— begin Data for this exercise —

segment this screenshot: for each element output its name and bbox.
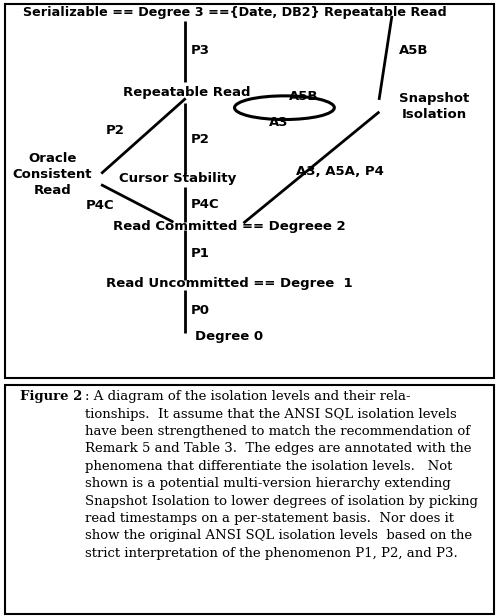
Text: P1: P1 [191,248,210,261]
Text: Read Committed == Degreee 2: Read Committed == Degreee 2 [113,219,346,233]
Text: P2: P2 [105,124,124,137]
FancyBboxPatch shape [5,4,494,378]
Text: A3, A5A, P4: A3, A5A, P4 [296,165,384,178]
Text: Serializable == Degree 3 =={Date, DB2} Repeatable Read: Serializable == Degree 3 =={Date, DB2} R… [22,6,447,18]
Text: Read Uncommitted == Degree  1: Read Uncommitted == Degree 1 [106,277,353,290]
Text: A5B: A5B [399,44,429,57]
Text: Cursor Stability: Cursor Stability [119,172,236,185]
Text: Snapshot
Isolation: Snapshot Isolation [399,92,469,121]
Text: Degree 0: Degree 0 [196,330,263,343]
FancyBboxPatch shape [5,386,494,614]
Text: P2: P2 [191,133,210,146]
Text: P0: P0 [191,304,210,317]
Text: P4C: P4C [85,199,114,212]
Text: A3: A3 [268,116,288,129]
Text: A5B: A5B [288,90,318,103]
Text: : A diagram of the isolation levels and their rela-
tionships.  It assume that t: : A diagram of the isolation levels and … [85,390,478,560]
Text: Repeatable Read: Repeatable Read [123,86,251,99]
Text: P4C: P4C [191,198,219,211]
Text: Oracle
Consistent
Read: Oracle Consistent Read [12,152,92,197]
Text: P3: P3 [191,44,210,57]
Text: Figure 2: Figure 2 [20,390,82,403]
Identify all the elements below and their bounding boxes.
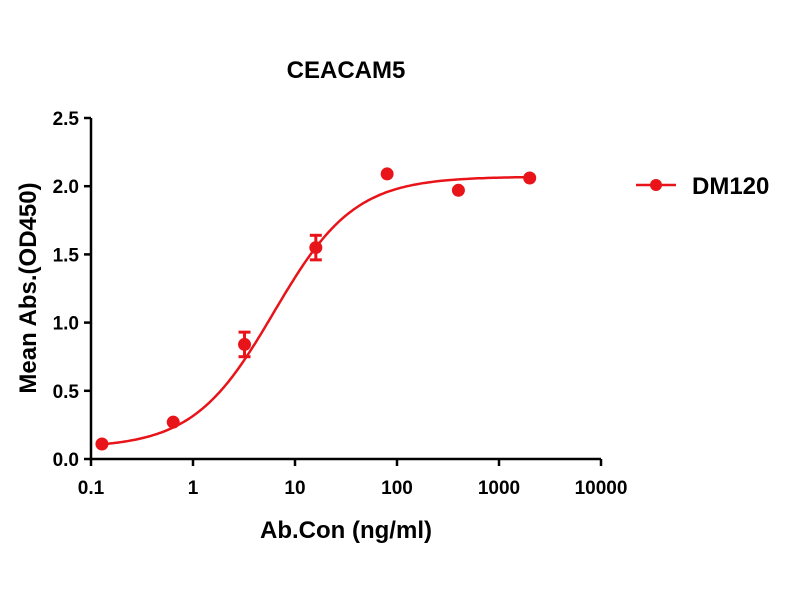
legend-marker <box>650 179 662 191</box>
x-tick-label: 10000 <box>575 478 628 499</box>
data-point <box>166 415 180 429</box>
axes: 0.0 0.5 1.0 1.5 2.0 2.5 0.1 1 10 100 1000 10000 <box>53 109 628 499</box>
data-point <box>523 171 537 185</box>
y-tick-label: 0.0 <box>53 450 79 471</box>
chart-title: CEACAM5 <box>287 57 406 84</box>
y-tick-label: 1.5 <box>53 245 80 266</box>
fit-curve-group <box>98 175 530 446</box>
data-point <box>380 167 394 181</box>
y-tick-label: 0.5 <box>53 382 80 403</box>
legend: DM120 <box>636 173 769 200</box>
x-axis-label: Ab.Con (ng/ml) <box>260 517 432 544</box>
x-tick-label: 100 <box>381 478 413 499</box>
legend-label: DM120 <box>692 173 769 200</box>
data-point <box>95 437 109 451</box>
y-tick-label: 2.0 <box>53 177 79 198</box>
x-tick-label: 10 <box>284 478 305 499</box>
y-tick-label: 1.0 <box>53 314 79 335</box>
x-tick-label: 0.1 <box>78 478 105 499</box>
y-tick-label: 2.5 <box>53 109 80 130</box>
data-point <box>451 183 465 197</box>
data-points <box>95 167 537 451</box>
fit-curve <box>98 175 530 446</box>
y-axis-label: Mean Abs.(OD450) <box>15 182 42 393</box>
data-point <box>309 241 323 255</box>
x-tick-label: 1 <box>188 478 199 499</box>
data-point <box>238 337 252 351</box>
x-tick-label: 1000 <box>478 478 520 499</box>
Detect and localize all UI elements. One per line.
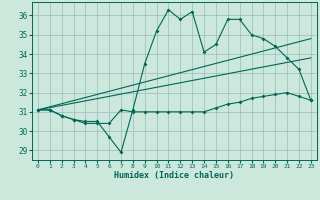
X-axis label: Humidex (Indice chaleur): Humidex (Indice chaleur) <box>115 171 234 180</box>
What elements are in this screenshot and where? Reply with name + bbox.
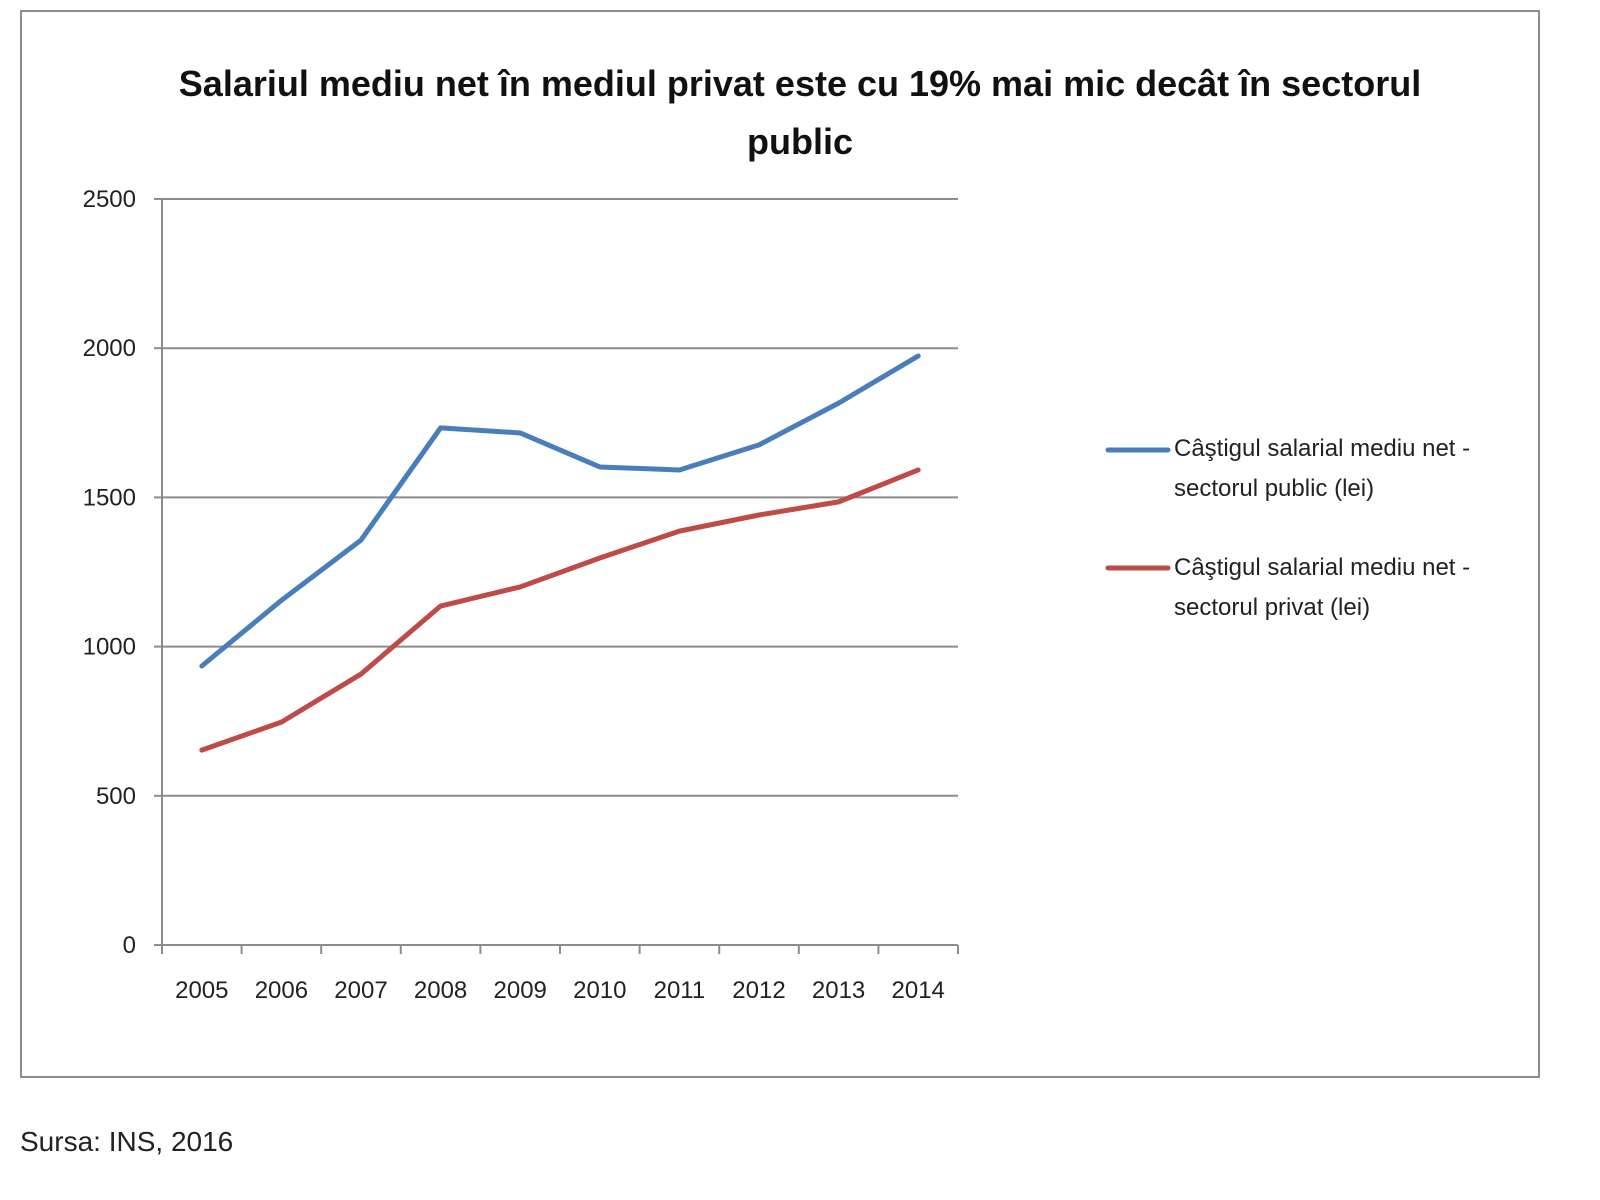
chart-frame [20, 10, 1540, 1078]
x-tick-label: 2007 [334, 977, 387, 1004]
y-tick-label: 2500 [83, 186, 136, 213]
legend-public-label-2: sectorul public (lei) [1174, 475, 1375, 502]
y-tick-label: 2000 [83, 335, 136, 362]
legend-public-label-1: Câştigul salarial mediu net - [1174, 435, 1471, 462]
legend-private: Câştigul salarial mediu net - sectorul p… [1174, 548, 1470, 628]
series-line-private [199, 467, 921, 753]
x-tick-label: 2005 [175, 977, 228, 1004]
y-tick-label: 1000 [83, 634, 136, 661]
x-tick-label: 2011 [654, 977, 706, 1004]
x-tick-label: 2009 [494, 977, 547, 1004]
x-tick-label: 2013 [812, 977, 865, 1004]
y-tick-label: 500 [96, 783, 136, 810]
x-tick-label: 2014 [892, 977, 945, 1004]
legend-private-label-2: sectorul privat (lei) [1174, 594, 1371, 621]
x-tick-label: 2008 [414, 977, 467, 1004]
legend-private-label-1: Câştigul salarial mediu net - [1174, 554, 1471, 581]
x-tick-label: 2012 [732, 977, 785, 1004]
series-line-public [199, 353, 921, 669]
x-tick-label: 2006 [255, 977, 308, 1004]
source-note: Sursa: INS, 2016 [20, 1126, 234, 1157]
y-tick-label: 0 [123, 932, 136, 959]
legend-public: Câştigul salarial mediu net - sectorul p… [1174, 429, 1470, 509]
y-tick-label: 1500 [83, 484, 136, 511]
x-tick-label: 2010 [573, 977, 626, 1004]
chart-title: Salariul mediu net în mediul privat este… [178, 63, 1422, 162]
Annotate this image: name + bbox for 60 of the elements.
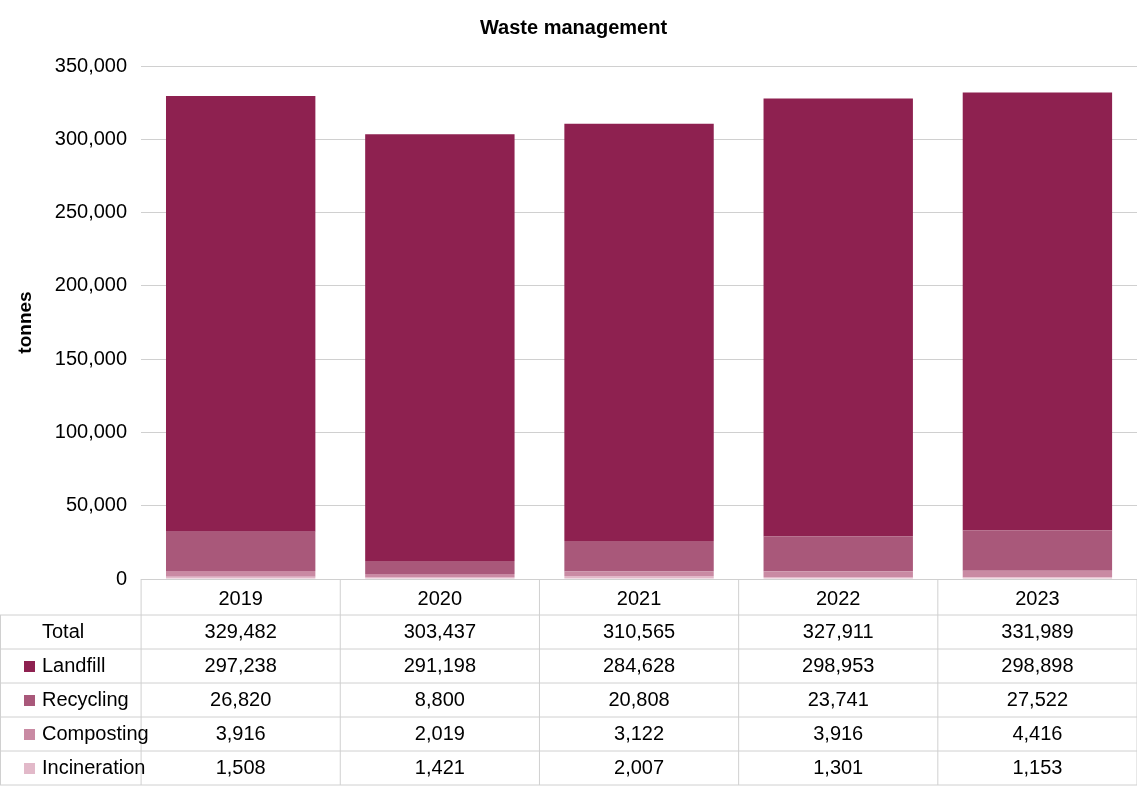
- bar: [763, 536, 913, 572]
- y-tick-label: 200,000: [54, 273, 128, 296]
- bar: [165, 96, 316, 532]
- bar: [763, 571, 913, 578]
- data-label: 298,898: [1001, 653, 1074, 676]
- y-tick-label: 300,000: [54, 126, 128, 149]
- data-label: 23,741: [807, 687, 869, 710]
- bar: [962, 530, 1113, 571]
- x-tick-label: 2022: [815, 586, 861, 609]
- y-tick-label: 250,000: [54, 200, 128, 223]
- bar: [564, 123, 714, 541]
- total-label: 310,565: [602, 619, 676, 642]
- total-label: 303,437: [403, 619, 477, 642]
- data-label: 298,953: [802, 653, 875, 676]
- bar: [962, 570, 1113, 578]
- x-tick-label: 2019: [218, 586, 263, 609]
- bar: [962, 92, 1113, 531]
- data-label: 297,238: [204, 653, 277, 676]
- text: Total: [42, 619, 85, 642]
- data-label: 3,122: [614, 721, 665, 744]
- data-label: 291,198: [403, 653, 477, 676]
- y-tick-label: 150,000: [54, 346, 128, 369]
- legend-label: Recycling: [42, 687, 129, 710]
- data-label: 8,800: [414, 687, 465, 710]
- legend-label: Incineration: [42, 755, 146, 778]
- data-label: 27,522: [1006, 687, 1068, 710]
- total-label: 327,911: [802, 619, 874, 642]
- data-label: 1,508: [215, 755, 266, 778]
- data-label: 3,916: [215, 721, 266, 744]
- data-label: 1,421: [414, 755, 465, 778]
- data-label: 2,007: [614, 755, 665, 778]
- bar: [165, 571, 316, 577]
- data-label: 3,916: [813, 721, 864, 744]
- bar: [365, 134, 515, 562]
- y-axis-title: tonnes: [13, 291, 35, 354]
- legend-label: Composting: [42, 721, 149, 744]
- data-label: 284,628: [602, 653, 676, 676]
- data-label: 2,019: [414, 721, 465, 744]
- data-label: 1,153: [1012, 755, 1063, 778]
- y-tick-label: 0: [115, 566, 128, 589]
- bar: [564, 576, 714, 579]
- x-tick-label: 2020: [417, 586, 463, 609]
- y-tick-label: 350,000: [54, 53, 128, 76]
- total-label: 329,482: [204, 619, 277, 642]
- data-label: 4,416: [1012, 721, 1063, 744]
- x-tick-label: 2021: [616, 586, 662, 609]
- bar: [564, 540, 714, 572]
- total-label: 331,989: [1001, 619, 1074, 642]
- data-label: 1,301: [813, 755, 864, 778]
- chart-title: Waste management: [479, 15, 668, 38]
- data-label: 26,820: [210, 687, 272, 710]
- data-label: 20,808: [608, 687, 670, 710]
- y-tick-label: 50,000: [65, 493, 128, 516]
- y-tick-label: 100,000: [54, 419, 128, 442]
- x-tick-label: 2023: [1015, 586, 1060, 609]
- bar: [165, 531, 316, 572]
- bar: [365, 561, 515, 574]
- legend-label: Landfill: [42, 653, 106, 676]
- bar: [564, 571, 714, 577]
- bar: [763, 98, 913, 537]
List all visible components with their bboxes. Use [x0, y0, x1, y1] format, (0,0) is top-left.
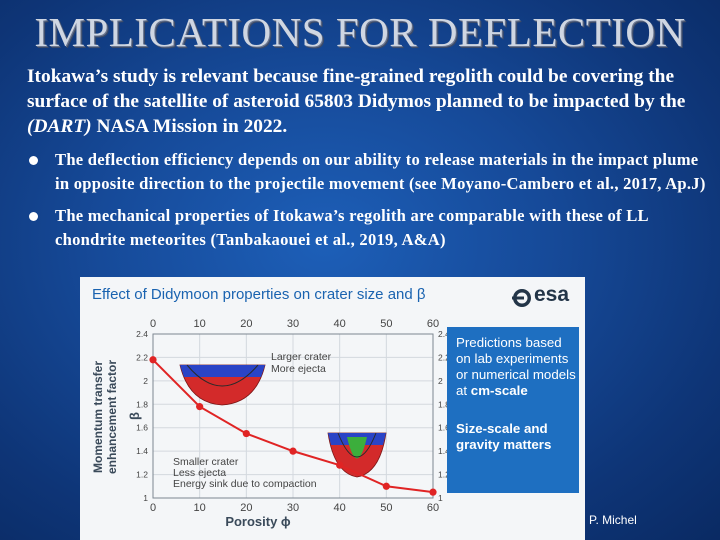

— end Data for this exercise —

Aim:
Print the lines of the material from the line with "Text: P1: P1 [191,248,210,261]" up to and including the line with "Text: Degree 0: Degree 0 [196,330,263,343]", copying each one exactly.

Full answer:
Text: P1: P1 [191,248,210,261]
Text: Read Committed == Degreee 2: Read Committed == Degreee 2 [113,219,346,233]
Text: P2: P2 [105,124,124,137]
FancyBboxPatch shape [5,4,494,378]
Text: A3, A5A, P4: A3, A5A, P4 [296,165,384,178]
Text: Serializable == Degree 3 =={Date, DB2} Repeatable Read: Serializable == Degree 3 =={Date, DB2} R… [22,6,447,18]
Text: Read Uncommitted == Degree  1: Read Uncommitted == Degree 1 [106,277,353,290]
Text: A5B: A5B [399,44,429,57]
Text: Cursor Stability: Cursor Stability [119,172,236,185]
Text: Snapshot
Isolation: Snapshot Isolation [399,92,469,121]
Text: Degree 0: Degree 0 [196,330,263,343]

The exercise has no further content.